— START OF THE INPUT —

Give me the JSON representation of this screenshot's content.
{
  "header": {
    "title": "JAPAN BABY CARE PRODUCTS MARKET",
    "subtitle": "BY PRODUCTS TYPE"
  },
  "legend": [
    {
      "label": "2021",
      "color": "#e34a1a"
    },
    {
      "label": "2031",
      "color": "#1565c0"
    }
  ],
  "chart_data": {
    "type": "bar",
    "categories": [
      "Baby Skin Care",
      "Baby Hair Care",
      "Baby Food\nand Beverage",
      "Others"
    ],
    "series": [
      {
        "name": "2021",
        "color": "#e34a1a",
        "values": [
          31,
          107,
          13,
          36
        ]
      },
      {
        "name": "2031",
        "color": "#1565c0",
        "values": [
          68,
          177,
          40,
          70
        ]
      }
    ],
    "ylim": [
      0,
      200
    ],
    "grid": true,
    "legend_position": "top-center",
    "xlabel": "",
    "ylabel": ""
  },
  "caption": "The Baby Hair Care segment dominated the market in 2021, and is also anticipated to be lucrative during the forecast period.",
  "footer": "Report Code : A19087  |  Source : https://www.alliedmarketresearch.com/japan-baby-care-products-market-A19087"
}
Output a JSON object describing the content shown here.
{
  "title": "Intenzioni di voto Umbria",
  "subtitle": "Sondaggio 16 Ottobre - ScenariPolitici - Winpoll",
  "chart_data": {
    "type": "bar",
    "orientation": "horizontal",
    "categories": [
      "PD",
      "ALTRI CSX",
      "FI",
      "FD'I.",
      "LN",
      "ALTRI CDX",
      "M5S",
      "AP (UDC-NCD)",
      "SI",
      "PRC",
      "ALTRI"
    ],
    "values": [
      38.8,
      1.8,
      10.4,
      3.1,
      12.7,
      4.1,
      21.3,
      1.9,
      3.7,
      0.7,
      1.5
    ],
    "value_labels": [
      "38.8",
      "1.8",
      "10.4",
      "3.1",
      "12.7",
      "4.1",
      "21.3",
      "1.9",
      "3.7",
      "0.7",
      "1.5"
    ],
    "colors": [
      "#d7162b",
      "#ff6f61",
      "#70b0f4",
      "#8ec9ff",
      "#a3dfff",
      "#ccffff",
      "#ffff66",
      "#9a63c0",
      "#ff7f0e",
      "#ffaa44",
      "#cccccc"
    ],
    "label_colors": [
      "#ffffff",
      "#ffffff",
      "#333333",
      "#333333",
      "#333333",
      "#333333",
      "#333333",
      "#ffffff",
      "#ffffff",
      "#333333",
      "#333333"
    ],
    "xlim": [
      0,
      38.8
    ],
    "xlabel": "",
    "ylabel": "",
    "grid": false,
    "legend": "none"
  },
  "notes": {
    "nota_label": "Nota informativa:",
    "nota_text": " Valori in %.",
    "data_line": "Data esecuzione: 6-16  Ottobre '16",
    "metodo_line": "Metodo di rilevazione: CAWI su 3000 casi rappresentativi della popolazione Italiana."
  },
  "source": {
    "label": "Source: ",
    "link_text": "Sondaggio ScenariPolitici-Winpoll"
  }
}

— END OF THE INPUT —

**CHALLENGE**
The entries above must be returned exactly.

**ANSWER IN FULL**
Give me the JSON representation of this screenshot's content.
{
  "header": {
    "title": "JAPAN BABY CARE PRODUCTS MARKET",
    "subtitle": "BY PRODUCTS TYPE"
  },
  "legend": [
    {
      "label": "2021",
      "color": "#e34a1a"
    },
    {
      "label": "2031",
      "color": "#1565c0"
    }
  ],
  "chart_data": {
    "type": "bar",
    "categories": [
      "Baby Skin Care",
      "Baby Hair Care",
      "Baby Food\nand Beverage",
      "Others"
    ],
    "series": [
      {
        "name": "2021",
        "color": "#e34a1a",
        "values": [
          31,
          107,
          13,
          36
        ]
      },
      {
        "name": "2031",
        "color": "#1565c0",
        "values": [
          68,
          177,
          40,
          70
        ]
      }
    ],
    "ylim": [
      0,
      200
    ],
    "grid": true,
    "legend_position": "top-center",
    "xlabel": "",
    "ylabel": ""
  },
  "caption": "The Baby Hair Care segment dominated the market in 2021, and is also anticipated to be lucrative during the forecast period.",
  "footer": "Report Code : A19087  |  Source : https://www.alliedmarketresearch.com/japan-baby-care-products-market-A19087"
}
Output a JSON object describing the content shown here.
{
  "title": "Intenzioni di voto Umbria",
  "subtitle": "Sondaggio 16 Ottobre - ScenariPolitici - Winpoll",
  "chart_data": {
    "type": "bar",
    "orientation": "horizontal",
    "categories": [
      "PD",
      "ALTRI CSX",
      "FI",
      "FD'I.",
      "LN",
      "ALTRI CDX",
      "M5S",
      "AP (UDC-NCD)",
      "SI",
      "PRC",
      "ALTRI"
    ],
    "values": [
      38.8,
      1.8,
      10.4,
      3.1,
      12.7,
      4.1,
      21.3,
      1.9,
      3.7,
      0.7,
      1.5
    ],
    "value_labels": [
      "38.8",
      "1.8",
      "10.4",
      "3.1",
      "12.7",
      "4.1",
      "21.3",
      "1.9",
      "3.7",
      "0.7",
      "1.5"
    ],
    "colors": [
      "#d7162b",
      "#ff6f61",
      "#70b0f4",
      "#8ec9ff",
      "#a3dfff",
      "#ccffff",
      "#ffff66",
      "#9a63c0",
      "#ff7f0e",
      "#ffaa44",
      "#cccccc"
    ],
    "label_colors": [
      "#ffffff",
      "#ffffff",
      "#333333",
      "#333333",
      "#333333",
      "#333333",
      "#333333",
      "#ffffff",
      "#ffffff",
      "#333333",
      "#333333"
    ],
    "xlim": [
      0,
      38.8
    ],
    "xlabel": "",
    "ylabel": "",
    "grid": false,
    "legend": "none"
  },
  "notes": {
    "nota_label": "Nota informativa:",
    "nota_text": " Valori in %.",
    "data_line": "Data esecuzione: 6-16  Ottobre '16",
    "metodo_line": "Metodo di rilevazione: CAWI su 3000 casi rappresentativi della popolazione Italiana."
  },
  "source": {
    "label": "Source: ",
    "link_text": "Sondaggio ScenariPolitici-Winpoll"
  }
}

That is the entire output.